##### Extracted entries
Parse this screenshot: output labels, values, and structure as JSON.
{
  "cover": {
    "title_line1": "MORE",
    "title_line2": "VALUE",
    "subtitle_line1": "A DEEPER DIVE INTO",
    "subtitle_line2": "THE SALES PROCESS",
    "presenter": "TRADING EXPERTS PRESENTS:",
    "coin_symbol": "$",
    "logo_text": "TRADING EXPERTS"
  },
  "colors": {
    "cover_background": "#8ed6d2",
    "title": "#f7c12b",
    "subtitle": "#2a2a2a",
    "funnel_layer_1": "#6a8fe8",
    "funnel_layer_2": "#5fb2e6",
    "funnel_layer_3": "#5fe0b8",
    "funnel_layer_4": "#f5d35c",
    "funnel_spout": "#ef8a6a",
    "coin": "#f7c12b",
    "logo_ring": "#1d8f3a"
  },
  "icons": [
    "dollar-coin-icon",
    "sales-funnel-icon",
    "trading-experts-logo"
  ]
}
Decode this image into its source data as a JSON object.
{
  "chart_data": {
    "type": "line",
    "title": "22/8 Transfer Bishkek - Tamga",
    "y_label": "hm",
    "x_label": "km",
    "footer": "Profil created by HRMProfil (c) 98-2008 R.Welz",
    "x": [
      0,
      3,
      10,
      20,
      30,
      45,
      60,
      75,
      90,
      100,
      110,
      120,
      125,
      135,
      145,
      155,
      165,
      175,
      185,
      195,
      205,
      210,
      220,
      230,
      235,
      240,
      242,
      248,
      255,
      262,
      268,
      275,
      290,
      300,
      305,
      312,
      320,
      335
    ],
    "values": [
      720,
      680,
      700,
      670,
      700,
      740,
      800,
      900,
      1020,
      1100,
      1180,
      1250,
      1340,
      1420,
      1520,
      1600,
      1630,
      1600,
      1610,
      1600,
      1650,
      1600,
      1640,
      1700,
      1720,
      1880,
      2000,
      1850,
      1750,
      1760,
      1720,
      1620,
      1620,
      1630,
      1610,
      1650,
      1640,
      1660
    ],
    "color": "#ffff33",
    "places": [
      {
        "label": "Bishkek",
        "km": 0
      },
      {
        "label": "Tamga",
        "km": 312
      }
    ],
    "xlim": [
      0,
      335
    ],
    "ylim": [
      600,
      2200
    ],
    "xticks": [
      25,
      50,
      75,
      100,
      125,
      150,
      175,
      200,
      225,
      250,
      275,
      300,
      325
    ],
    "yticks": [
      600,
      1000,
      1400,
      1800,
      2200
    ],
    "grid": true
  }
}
##########
What you should do →
Transcribe the whole listing exactly.

Solution →
Parse this screenshot: output labels, values, and structure as JSON.
{
  "cover": {
    "title_line1": "MORE",
    "title_line2": "VALUE",
    "subtitle_line1": "A DEEPER DIVE INTO",
    "subtitle_line2": "THE SALES PROCESS",
    "presenter": "TRADING EXPERTS PRESENTS:",
    "coin_symbol": "$",
    "logo_text": "TRADING EXPERTS"
  },
  "colors": {
    "cover_background": "#8ed6d2",
    "title": "#f7c12b",
    "subtitle": "#2a2a2a",
    "funnel_layer_1": "#6a8fe8",
    "funnel_layer_2": "#5fb2e6",
    "funnel_layer_3": "#5fe0b8",
    "funnel_layer_4": "#f5d35c",
    "funnel_spout": "#ef8a6a",
    "coin": "#f7c12b",
    "logo_ring": "#1d8f3a"
  },
  "icons": [
    "dollar-coin-icon",
    "sales-funnel-icon",
    "trading-experts-logo"
  ]
}
Decode this image into its source data as a JSON object.
{
  "chart_data": {
    "type": "line",
    "title": "22/8 Transfer Bishkek - Tamga",
    "y_label": "hm",
    "x_label": "km",
    "footer": "Profil created by HRMProfil (c) 98-2008 R.Welz",
    "x": [
      0,
      3,
      10,
      20,
      30,
      45,
      60,
      75,
      90,
      100,
      110,
      120,
      125,
      135,
      145,
      155,
      165,
      175,
      185,
      195,
      205,
      210,
      220,
      230,
      235,
      240,
      242,
      248,
      255,
      262,
      268,
      275,
      290,
      300,
      305,
      312,
      320,
      335
    ],
    "values": [
      720,
      680,
      700,
      670,
      700,
      740,
      800,
      900,
      1020,
      1100,
      1180,
      1250,
      1340,
      1420,
      1520,
      1600,
      1630,
      1600,
      1610,
      1600,
      1650,
      1600,
      1640,
      1700,
      1720,
      1880,
      2000,
      1850,
      1750,
      1760,
      1720,
      1620,
      1620,
      1630,
      1610,
      1650,
      1640,
      1660
    ],
    "color": "#ffff33",
    "places": [
      {
        "label": "Bishkek",
        "km": 0
      },
      {
        "label": "Tamga",
        "km": 312
      }
    ],
    "xlim": [
      0,
      335
    ],
    "ylim": [
      600,
      2200
    ],
    "xticks": [
      25,
      50,
      75,
      100,
      125,
      150,
      175,
      200,
      225,
      250,
      275,
      300,
      325
    ],
    "yticks": [
      600,
      1000,
      1400,
      1800,
      2200
    ],
    "grid": true
  }
}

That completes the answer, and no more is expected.